#### [WRITTEN TASK]
Where the word "热烈庆祝全国两会召开心得体会发言材料" occurs in a line, return that line.

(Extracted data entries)
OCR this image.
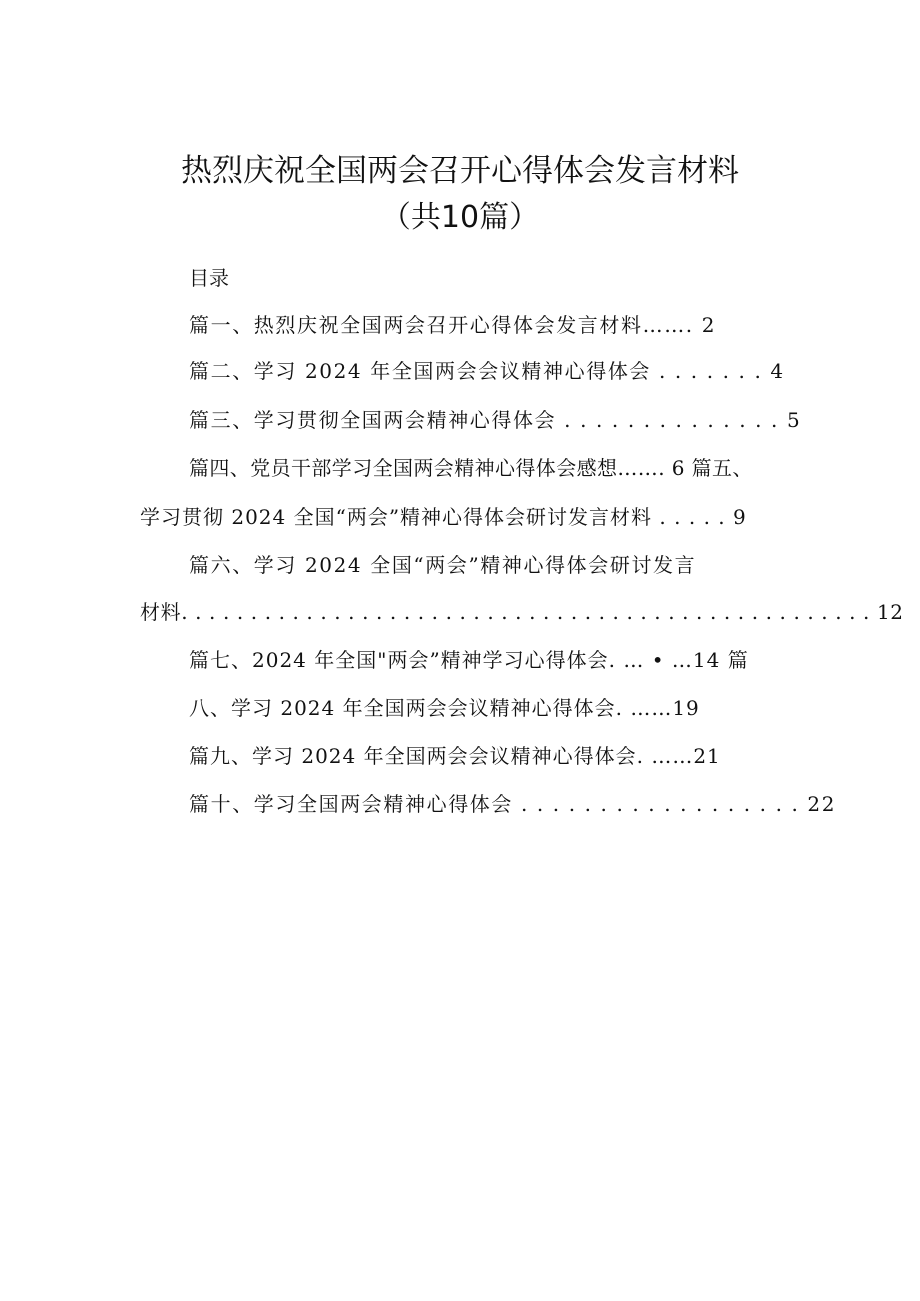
热烈庆祝全国两会召开心得体会发言材料
（共10篇）
目录
篇一、热烈庆祝全国两会召开心得体会发言材料……. 2
篇二、学习 2024 年全国两会会议精神心得体会 . . . . . . . 4
篇三、学习贯彻全国两会精神心得体会 . . . . . . . . . . . . . . 5
篇四、党员干部学习全国两会精神心得体会感想……. 6 篇五、
学习贯彻 2024 全国“两会”精神心得体会研讨发言材料 . . . . . 9
篇六、学习 2024 全国“两会”精神心得体会研讨发言
材料. . . . . . . . . . . . . . . . . . . . . . . . . . . . . . . . . . . . . . . . . . . . . . . . . . 12
篇七、2024 年全国"两会”精神学习心得体会. … • …14 篇
八、学习 2024 年全国两会会议精神心得体会. ……19
篇九、学习 2024 年全国两会会议精神心得体会. ……21
篇十、学习全国两会精神心得体会 . . . . . . . . . . . . . . . . . . 22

#### [SOLUTION FOR THIS EXERCISE]
热烈庆祝全国两会召开心得体会发言材料
篇一、热烈庆祝全国两会召开心得体会发言材料……. 2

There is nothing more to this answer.